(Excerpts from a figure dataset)

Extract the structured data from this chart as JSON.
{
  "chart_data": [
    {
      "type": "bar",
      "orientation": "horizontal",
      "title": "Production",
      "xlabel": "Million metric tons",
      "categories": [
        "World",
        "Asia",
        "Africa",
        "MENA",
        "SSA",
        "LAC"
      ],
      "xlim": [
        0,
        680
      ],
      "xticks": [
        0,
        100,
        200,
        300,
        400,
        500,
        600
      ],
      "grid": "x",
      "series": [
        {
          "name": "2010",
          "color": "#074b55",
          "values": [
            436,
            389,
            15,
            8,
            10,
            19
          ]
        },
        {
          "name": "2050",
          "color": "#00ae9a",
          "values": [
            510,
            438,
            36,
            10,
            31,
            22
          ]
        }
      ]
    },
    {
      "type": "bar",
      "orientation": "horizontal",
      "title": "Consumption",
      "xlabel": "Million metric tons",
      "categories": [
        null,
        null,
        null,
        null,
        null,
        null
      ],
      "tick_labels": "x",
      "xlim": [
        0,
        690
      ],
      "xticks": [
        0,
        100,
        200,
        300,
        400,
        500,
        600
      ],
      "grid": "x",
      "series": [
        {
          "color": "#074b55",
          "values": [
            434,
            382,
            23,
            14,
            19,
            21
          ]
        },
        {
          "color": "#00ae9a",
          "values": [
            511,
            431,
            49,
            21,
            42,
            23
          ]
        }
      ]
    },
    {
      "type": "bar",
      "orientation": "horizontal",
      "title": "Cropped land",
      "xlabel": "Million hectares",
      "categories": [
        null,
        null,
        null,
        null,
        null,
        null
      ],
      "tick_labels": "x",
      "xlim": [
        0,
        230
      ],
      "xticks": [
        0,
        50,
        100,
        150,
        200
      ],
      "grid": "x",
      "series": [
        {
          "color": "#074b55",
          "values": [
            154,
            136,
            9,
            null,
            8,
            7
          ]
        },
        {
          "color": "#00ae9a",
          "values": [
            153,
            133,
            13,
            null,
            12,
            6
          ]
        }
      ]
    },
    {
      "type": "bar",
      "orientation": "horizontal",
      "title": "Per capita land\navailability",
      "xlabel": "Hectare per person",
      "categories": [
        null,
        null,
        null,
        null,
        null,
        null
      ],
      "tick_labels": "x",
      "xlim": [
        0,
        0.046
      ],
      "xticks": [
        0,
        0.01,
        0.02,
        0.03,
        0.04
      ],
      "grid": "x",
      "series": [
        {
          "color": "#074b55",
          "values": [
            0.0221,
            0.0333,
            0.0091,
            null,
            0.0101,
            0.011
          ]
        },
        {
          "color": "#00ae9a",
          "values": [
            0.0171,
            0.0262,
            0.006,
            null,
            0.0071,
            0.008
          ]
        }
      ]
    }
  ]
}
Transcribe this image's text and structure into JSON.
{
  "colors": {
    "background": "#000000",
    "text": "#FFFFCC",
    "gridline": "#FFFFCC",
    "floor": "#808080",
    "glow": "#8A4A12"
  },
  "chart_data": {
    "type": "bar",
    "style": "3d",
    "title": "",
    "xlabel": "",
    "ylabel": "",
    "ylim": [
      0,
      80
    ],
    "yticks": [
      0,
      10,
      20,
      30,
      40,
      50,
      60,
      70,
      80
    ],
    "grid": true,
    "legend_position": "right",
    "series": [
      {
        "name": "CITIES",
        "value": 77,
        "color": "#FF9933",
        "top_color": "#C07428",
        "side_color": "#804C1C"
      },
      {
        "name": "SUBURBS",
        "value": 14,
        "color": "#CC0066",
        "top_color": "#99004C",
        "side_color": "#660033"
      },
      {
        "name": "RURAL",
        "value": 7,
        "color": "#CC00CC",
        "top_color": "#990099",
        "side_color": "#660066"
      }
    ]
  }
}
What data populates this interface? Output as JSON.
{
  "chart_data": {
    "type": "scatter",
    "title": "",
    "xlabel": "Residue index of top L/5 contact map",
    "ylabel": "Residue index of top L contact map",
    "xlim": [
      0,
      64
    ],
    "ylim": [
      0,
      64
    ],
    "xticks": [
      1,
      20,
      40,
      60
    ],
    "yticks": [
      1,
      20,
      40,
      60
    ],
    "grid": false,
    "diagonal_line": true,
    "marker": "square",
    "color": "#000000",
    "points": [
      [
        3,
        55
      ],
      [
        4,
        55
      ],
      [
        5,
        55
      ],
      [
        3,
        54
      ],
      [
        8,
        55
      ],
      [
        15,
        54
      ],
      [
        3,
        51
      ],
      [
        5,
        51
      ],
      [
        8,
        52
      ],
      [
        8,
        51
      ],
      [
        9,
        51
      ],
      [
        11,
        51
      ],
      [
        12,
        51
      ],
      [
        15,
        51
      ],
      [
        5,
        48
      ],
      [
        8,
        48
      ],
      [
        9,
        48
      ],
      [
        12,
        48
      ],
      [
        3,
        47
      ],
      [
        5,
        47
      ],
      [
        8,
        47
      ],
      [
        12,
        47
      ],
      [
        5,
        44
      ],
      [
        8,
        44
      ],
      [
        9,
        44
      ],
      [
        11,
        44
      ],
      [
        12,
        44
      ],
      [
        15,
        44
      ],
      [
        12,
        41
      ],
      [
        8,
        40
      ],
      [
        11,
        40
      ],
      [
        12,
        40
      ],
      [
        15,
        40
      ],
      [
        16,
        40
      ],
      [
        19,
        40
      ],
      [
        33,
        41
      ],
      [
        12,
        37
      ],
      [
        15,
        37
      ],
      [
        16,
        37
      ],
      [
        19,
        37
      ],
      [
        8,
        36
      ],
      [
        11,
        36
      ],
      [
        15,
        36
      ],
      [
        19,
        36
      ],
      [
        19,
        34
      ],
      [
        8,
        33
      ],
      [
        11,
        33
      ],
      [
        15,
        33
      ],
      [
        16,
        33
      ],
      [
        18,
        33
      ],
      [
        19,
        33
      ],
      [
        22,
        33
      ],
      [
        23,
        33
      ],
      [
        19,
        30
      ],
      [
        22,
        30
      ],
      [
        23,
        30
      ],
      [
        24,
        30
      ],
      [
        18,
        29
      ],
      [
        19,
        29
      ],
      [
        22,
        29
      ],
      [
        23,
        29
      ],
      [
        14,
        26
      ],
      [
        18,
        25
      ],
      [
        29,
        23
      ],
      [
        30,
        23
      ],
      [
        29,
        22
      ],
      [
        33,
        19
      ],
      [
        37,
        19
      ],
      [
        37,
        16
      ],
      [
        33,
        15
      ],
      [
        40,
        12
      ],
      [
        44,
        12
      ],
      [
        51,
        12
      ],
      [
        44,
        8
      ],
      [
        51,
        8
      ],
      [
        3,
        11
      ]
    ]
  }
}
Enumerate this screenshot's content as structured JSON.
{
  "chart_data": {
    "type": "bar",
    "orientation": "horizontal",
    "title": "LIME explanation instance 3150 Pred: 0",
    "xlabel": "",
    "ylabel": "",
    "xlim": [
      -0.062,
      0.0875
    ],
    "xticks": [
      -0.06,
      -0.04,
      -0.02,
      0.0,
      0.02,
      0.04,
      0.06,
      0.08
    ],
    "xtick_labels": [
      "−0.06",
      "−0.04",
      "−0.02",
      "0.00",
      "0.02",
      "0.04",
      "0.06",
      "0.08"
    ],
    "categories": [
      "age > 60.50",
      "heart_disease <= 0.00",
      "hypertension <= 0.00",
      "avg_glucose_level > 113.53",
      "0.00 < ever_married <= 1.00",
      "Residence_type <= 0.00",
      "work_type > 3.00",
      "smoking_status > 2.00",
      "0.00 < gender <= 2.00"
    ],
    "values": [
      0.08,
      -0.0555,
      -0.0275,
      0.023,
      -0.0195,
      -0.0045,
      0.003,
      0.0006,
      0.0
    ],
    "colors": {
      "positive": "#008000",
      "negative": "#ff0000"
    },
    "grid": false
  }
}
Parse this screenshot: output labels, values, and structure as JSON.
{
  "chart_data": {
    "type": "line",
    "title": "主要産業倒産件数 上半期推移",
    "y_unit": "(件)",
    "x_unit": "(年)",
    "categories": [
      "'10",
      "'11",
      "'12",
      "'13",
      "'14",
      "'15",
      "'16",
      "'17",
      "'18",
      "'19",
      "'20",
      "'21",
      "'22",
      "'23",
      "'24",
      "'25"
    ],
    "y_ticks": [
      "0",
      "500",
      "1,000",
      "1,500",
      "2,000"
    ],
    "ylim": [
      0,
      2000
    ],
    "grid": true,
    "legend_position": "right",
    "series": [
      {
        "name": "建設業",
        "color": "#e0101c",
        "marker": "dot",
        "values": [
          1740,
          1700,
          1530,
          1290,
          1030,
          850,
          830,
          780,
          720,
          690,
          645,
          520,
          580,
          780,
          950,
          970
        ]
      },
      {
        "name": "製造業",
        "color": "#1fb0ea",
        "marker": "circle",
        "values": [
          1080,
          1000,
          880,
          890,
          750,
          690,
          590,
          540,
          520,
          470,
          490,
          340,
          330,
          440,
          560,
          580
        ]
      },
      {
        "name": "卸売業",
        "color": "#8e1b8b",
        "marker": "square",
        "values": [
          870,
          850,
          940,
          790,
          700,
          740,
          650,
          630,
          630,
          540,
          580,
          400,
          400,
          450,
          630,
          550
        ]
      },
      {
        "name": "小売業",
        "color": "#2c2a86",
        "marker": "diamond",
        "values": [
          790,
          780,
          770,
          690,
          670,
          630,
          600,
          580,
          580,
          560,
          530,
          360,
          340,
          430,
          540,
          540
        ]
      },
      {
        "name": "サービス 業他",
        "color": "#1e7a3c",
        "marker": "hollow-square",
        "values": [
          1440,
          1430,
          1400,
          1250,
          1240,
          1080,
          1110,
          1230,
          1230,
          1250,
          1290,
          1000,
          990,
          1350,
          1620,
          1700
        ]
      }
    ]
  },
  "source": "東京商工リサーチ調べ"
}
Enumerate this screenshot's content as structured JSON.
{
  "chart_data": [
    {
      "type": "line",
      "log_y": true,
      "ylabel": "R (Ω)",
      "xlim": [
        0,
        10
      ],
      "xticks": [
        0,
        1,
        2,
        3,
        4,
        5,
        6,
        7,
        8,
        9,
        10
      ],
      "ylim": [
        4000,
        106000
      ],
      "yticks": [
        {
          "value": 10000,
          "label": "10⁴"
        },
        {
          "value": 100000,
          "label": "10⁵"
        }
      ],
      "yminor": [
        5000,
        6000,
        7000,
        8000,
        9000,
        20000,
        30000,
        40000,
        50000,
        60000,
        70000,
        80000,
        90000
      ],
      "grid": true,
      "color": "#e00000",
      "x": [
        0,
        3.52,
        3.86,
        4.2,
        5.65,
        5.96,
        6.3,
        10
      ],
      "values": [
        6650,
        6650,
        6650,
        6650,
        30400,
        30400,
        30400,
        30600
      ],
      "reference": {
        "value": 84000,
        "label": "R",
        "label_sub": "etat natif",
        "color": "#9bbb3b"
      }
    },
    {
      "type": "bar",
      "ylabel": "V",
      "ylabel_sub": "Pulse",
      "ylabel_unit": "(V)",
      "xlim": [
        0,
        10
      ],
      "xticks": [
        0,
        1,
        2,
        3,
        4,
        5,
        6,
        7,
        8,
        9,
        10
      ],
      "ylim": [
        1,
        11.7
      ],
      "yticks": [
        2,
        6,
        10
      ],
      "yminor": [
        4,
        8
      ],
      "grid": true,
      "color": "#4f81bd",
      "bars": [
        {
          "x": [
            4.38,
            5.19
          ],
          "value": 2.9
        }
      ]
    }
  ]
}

== Short task ==
Where a line in the material contains "text", copy that line.

== Written response ==
Transcribe this image's text and structure into JSON.
    "text": "#FFFFCC",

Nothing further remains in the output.